>> start Raw data
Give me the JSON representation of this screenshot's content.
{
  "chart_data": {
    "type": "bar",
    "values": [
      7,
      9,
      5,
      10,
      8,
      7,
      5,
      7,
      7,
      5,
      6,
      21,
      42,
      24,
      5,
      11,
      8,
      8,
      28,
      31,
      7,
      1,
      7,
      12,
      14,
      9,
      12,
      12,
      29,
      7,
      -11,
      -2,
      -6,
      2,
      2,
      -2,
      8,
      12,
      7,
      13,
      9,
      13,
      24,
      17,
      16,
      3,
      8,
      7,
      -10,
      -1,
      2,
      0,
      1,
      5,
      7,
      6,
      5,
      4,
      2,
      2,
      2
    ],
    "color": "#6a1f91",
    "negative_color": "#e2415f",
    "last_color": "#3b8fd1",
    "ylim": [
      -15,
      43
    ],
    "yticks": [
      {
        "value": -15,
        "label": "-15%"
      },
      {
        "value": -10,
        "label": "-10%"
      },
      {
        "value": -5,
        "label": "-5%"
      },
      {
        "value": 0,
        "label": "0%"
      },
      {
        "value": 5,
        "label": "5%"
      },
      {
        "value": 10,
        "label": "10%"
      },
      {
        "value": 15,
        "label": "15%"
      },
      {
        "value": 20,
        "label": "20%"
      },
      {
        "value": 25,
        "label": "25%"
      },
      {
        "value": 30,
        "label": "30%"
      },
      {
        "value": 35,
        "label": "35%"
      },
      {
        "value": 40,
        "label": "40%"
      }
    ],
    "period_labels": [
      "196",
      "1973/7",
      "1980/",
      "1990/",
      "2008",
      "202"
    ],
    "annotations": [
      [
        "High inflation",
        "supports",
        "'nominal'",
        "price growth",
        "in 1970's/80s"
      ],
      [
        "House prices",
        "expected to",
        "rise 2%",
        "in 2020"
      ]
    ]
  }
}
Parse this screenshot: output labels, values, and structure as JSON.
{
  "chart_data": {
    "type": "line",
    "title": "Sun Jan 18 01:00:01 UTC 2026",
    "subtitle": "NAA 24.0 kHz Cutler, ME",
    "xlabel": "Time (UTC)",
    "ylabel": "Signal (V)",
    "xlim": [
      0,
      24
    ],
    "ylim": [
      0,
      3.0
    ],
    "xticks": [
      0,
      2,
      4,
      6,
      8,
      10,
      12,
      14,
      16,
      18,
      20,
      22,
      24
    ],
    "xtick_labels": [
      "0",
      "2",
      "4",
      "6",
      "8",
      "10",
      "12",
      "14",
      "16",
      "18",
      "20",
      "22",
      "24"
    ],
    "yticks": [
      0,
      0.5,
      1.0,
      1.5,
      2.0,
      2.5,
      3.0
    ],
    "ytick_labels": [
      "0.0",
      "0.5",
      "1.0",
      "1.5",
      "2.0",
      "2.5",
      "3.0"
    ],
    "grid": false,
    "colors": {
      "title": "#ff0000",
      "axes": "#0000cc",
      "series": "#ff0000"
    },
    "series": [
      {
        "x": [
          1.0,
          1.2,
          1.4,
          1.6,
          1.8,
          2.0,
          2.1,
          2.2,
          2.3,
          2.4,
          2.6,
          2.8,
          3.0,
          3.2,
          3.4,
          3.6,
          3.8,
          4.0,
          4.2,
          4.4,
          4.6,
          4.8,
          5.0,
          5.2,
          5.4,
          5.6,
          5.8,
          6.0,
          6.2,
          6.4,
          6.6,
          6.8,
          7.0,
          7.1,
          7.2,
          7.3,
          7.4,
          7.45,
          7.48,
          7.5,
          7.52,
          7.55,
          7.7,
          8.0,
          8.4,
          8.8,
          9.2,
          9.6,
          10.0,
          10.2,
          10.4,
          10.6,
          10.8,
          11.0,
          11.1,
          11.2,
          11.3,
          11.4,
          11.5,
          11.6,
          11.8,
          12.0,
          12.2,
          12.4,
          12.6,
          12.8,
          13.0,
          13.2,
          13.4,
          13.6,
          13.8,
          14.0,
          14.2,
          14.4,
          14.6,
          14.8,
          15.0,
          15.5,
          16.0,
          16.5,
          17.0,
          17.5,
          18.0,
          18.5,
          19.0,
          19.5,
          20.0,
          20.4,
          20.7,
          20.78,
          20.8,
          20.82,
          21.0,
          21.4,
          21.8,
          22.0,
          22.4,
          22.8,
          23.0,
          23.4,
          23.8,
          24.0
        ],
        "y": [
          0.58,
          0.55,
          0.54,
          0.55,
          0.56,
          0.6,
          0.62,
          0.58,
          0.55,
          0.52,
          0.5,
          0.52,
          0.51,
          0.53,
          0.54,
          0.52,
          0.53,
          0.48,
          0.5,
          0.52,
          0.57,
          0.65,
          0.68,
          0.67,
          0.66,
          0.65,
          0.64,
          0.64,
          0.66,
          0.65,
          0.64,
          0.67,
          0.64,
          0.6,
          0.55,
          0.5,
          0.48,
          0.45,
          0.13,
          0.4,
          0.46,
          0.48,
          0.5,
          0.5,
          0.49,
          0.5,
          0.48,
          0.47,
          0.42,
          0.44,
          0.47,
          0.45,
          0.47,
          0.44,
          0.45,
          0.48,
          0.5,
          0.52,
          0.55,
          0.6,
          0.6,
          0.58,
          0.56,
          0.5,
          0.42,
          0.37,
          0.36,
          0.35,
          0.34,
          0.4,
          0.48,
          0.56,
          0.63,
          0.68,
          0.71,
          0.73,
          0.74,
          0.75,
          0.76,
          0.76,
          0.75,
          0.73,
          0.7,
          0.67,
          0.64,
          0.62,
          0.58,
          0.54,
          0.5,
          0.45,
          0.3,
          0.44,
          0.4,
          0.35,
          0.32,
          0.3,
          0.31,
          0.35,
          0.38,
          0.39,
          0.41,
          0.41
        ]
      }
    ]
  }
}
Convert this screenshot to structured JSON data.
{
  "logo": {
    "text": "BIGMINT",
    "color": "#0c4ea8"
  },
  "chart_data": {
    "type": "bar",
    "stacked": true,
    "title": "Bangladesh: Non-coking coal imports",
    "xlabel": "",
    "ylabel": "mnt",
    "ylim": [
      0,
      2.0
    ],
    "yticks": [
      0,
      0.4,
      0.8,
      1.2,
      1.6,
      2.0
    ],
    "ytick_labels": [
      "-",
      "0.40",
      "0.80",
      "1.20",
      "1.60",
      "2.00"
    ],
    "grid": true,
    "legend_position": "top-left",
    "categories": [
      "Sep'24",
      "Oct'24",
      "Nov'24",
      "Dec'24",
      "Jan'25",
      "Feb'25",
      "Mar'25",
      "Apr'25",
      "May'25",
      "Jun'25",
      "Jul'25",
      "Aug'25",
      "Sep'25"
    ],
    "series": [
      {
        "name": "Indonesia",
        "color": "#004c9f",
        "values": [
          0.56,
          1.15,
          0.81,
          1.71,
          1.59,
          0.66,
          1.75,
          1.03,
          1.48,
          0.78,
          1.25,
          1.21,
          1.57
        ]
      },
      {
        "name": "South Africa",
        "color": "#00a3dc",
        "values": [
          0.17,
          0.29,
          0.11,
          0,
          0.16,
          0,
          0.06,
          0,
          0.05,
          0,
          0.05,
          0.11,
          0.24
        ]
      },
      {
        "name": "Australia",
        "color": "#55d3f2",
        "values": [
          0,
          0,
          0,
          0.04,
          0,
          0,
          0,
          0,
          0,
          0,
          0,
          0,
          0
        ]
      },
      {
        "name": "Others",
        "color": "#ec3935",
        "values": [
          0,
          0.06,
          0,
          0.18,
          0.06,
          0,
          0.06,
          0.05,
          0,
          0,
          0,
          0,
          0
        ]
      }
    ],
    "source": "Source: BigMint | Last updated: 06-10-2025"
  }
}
>> end Raw data
Pull out all lines from the listing that contain the string "JSON".

Give me the JSON representation of this screenshot's content.
Parse this screenshot: output labels, values, and structure as JSON.
Convert this screenshot to structured JSON data.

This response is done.